» **Stated goal**
Write out every entry word for word.
begin Listing
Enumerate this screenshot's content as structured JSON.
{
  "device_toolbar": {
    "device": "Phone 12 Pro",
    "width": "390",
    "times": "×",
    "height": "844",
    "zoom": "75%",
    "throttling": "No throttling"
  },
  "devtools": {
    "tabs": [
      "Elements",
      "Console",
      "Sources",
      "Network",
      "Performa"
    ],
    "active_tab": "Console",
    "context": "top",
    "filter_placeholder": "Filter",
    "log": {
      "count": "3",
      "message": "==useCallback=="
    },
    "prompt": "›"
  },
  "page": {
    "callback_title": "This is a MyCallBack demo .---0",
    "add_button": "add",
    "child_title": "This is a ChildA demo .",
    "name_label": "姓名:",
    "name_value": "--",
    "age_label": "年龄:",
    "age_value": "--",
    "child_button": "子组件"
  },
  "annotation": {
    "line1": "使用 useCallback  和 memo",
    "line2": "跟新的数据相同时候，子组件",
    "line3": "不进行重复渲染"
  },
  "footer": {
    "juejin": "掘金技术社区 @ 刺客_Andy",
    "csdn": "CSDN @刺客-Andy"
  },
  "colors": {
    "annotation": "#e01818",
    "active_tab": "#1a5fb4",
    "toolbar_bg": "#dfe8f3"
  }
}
end Listing
» **Output of the task**
Enumerate this screenshot's content as structured JSON.
{
  "device_toolbar": {
    "device": "Phone 12 Pro",
    "width": "390",
    "times": "×",
    "height": "844",
    "zoom": "75%",
    "throttling": "No throttling"
  },
  "devtools": {
    "tabs": [
      "Elements",
      "Console",
      "Sources",
      "Network",
      "Performa"
    ],
    "active_tab": "Console",
    "context": "top",
    "filter_placeholder": "Filter",
    "log": {
      "count": "3",
      "message": "==useCallback=="
    },
    "prompt": "›"
  },
  "page": {
    "callback_title": "This is a MyCallBack demo .---0",
    "add_button": "add",
    "child_title": "This is a ChildA demo .",
    "name_label": "姓名:",
    "name_value": "--",
    "age_label": "年龄:",
    "age_value": "--",
    "child_button": "子组件"
  },
  "annotation": {
    "line1": "使用 useCallback  和 memo",
    "line2": "跟新的数据相同时候，子组件",
    "line3": "不进行重复渲染"
  },
  "footer": {
    "juejin": "掘金技术社区 @ 刺客_Andy",
    "csdn": "CSDN @刺客-Andy"
  },
  "colors": {
    "annotation": "#e01818",
    "active_tab": "#1a5fb4",
    "toolbar_bg": "#dfe8f3"
  }
}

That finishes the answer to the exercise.